= Task requirements =
From the entries below, gather each line containing the word "price".

[Start The data]

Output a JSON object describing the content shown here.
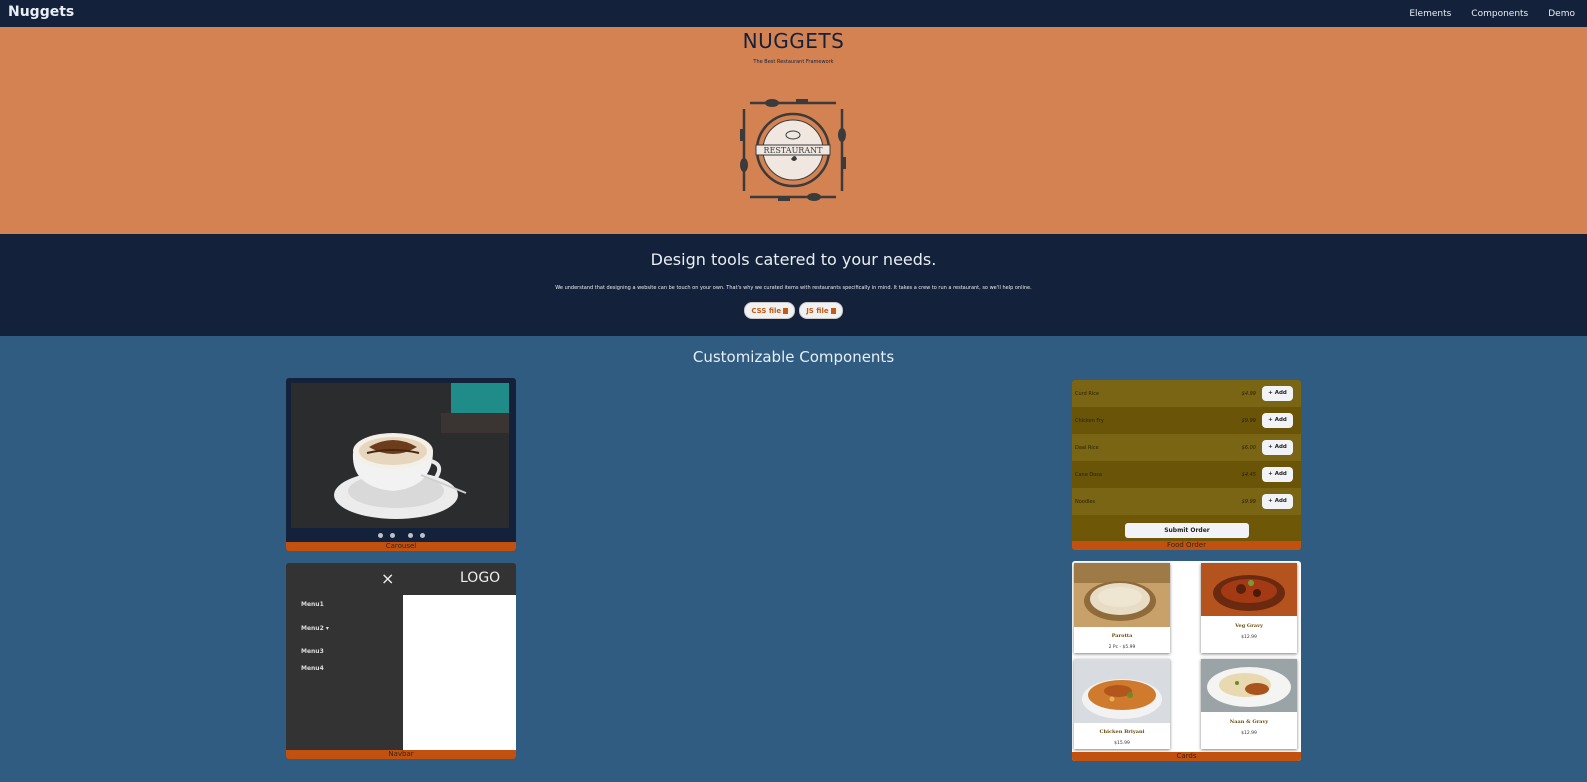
{
  "topnav": {
    "brand": "Nuggets",
    "links": [
      "Elements",
      "Components",
      "Demo"
    ]
  },
  "hero": {
    "title": "NUGGETS",
    "subtitle": "The Best Restaurant Framework",
    "logo_text": "RESTAURANT"
  },
  "band": {
    "title": "Design tools catered to your needs.",
    "text": "We understand that designing a website can be touch on your own. That's why we curated items with restaurants specifically in mind. It takes a crew to run a restaurant, so we'll help online.",
    "buttons": [
      "CSS file",
      "JS file"
    ]
  },
  "components": {
    "title": "Customizable Components",
    "carousel": {
      "label": "Carousel",
      "dots": 4
    },
    "food_order": {
      "label": "Food Order",
      "items": [
        {
          "name": "Curd Rice",
          "price": "$4.99",
          "button": "+ Add"
        },
        {
          "name": "Chicken Fry",
          "price": "$9.99",
          "button": "+ Add"
        },
        {
          "name": "Daal Rice",
          "price": "$6.00",
          "button": "+ Add"
        },
        {
          "name": "Cane Dosa",
          "price": "$4.45",
          "button": "+ Add"
        },
        {
          "name": "Noodles",
          "price": "$9.99",
          "button": "+ Add"
        }
      ],
      "submit": "Submit Order"
    },
    "navbar": {
      "label": "Navbar",
      "close": "×",
      "logo": "LOGO",
      "menus": [
        "Menu1",
        "Menu2 ▾",
        "Menu3",
        "Menu4"
      ]
    },
    "cards": {
      "label": "Cards",
      "items": [
        {
          "name": "Parotta",
          "price": "2 Pc - $5.99"
        },
        {
          "name": "Veg Gravy",
          "price": "$12.99"
        },
        {
          "name": "Chicken Briyani",
          "price": "$15.99"
        },
        {
          "name": "Naan & Gravy",
          "price": "$12.99"
        }
      ]
    }
  },
  "colors": {
    "nav": "#13213a",
    "hero": "#d58253",
    "section": "#2f5c80",
    "accent": "#c2510f"
  }
}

[End The data]

= The completed task =
          "price": "$4.99",
          "price": "$9.99",
          "price": "$6.00",
          "price": "$4.45",
          "price": "$9.99",
          "price": "2 Pc - $5.99"
          "price": "$12.99"
          "price": "$15.99"
          "price": "$12.99"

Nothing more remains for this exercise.